WHAT TO WORK ON:
Would you output the whole listing below, exactly as it reads?

TASK INPUT:
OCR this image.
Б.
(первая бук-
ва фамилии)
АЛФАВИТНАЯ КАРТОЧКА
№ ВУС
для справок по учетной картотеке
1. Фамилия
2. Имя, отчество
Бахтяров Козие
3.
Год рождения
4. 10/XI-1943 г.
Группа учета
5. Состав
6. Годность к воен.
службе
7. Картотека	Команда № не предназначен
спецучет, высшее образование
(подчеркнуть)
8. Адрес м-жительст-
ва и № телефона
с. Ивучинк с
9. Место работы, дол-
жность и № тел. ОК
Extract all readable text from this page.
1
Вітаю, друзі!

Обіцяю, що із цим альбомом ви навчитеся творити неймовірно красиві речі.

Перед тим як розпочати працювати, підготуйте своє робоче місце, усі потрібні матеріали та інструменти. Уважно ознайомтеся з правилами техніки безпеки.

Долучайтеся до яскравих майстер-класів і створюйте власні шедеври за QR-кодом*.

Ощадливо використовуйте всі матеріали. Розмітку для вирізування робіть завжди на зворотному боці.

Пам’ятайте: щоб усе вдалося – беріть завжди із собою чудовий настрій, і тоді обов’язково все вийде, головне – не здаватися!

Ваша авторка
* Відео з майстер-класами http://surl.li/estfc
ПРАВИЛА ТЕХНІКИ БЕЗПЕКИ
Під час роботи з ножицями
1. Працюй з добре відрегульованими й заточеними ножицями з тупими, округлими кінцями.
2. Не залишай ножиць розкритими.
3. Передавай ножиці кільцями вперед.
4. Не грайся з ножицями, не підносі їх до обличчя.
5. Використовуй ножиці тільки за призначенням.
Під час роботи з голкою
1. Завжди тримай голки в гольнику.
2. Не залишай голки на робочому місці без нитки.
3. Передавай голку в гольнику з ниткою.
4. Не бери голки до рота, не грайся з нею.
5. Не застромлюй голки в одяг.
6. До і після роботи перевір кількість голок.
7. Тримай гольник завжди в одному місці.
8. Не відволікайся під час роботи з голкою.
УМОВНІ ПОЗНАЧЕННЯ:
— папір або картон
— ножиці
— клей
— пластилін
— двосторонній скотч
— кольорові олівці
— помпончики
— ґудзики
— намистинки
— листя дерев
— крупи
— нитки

RESPONSE TO THE EXERCISE:
OCR this image.
Б.
(первая бук-
ва фамилии)
АЛФАВИТНАЯ КАРТОЧКА
№ ВУС
для справок по учетной картотеке
1. Фамилия
2. Имя, отчество
Бахтяров Козие
3.
Год рождения
4. 10/XI-1943 г.
Группа учета
5. Состав
6. Годность к воен.
службе
7. Картотека	Команда № не предназначен
спецучет, высшее образование
(подчеркнуть)
8. Адрес м-жительст-
ва и № телефона
с. Ивучинк с
9. Место работы, дол-
жность и № тел. ОК
Extract all readable text from this page.
1
Вітаю, друзі!

Обіцяю, що із цим альбомом ви навчитеся творити неймовірно красиві речі.

Перед тим як розпочати працювати, підготуйте своє робоче місце, усі потрібні матеріали та інструменти. Уважно ознайомтеся з правилами техніки безпеки.

Долучайтеся до яскравих майстер-класів і створюйте власні шедеври за QR-кодом*.

Ощадливо використовуйте всі матеріали. Розмітку для вирізування робіть завжди на зворотному боці.

Пам’ятайте: щоб усе вдалося – беріть завжди із собою чудовий настрій, і тоді обов’язково все вийде, головне – не здаватися!

Ваша авторка
* Відео з майстер-класами http://surl.li/estfc
ПРАВИЛА ТЕХНІКИ БЕЗПЕКИ
Під час роботи з ножицями
1. Працюй з добре відрегульованими й заточеними ножицями з тупими, округлими кінцями.
2. Не залишай ножиць розкритими.
3. Передавай ножиці кільцями вперед.
4. Не грайся з ножицями, не підносі їх до обличчя.
5. Використовуй ножиці тільки за призначенням.
Під час роботи з голкою
1. Завжди тримай голки в гольнику.
2. Не залишай голки на робочому місці без нитки.
3. Передавай голку в гольнику з ниткою.
4. Не бери голки до рота, не грайся з нею.
5. Не застромлюй голки в одяг.
6. До і після роботи перевір кількість голок.
7. Тримай гольник завжди в одному місці.
8. Не відволікайся під час роботи з голкою.
УМОВНІ ПОЗНАЧЕННЯ:
— папір або картон
— ножиці
— клей
— пластилін
— двосторонній скотч
— кольорові олівці
— помпончики
— ґудзики
— намистинки
— листя дерев
— крупи
— нитки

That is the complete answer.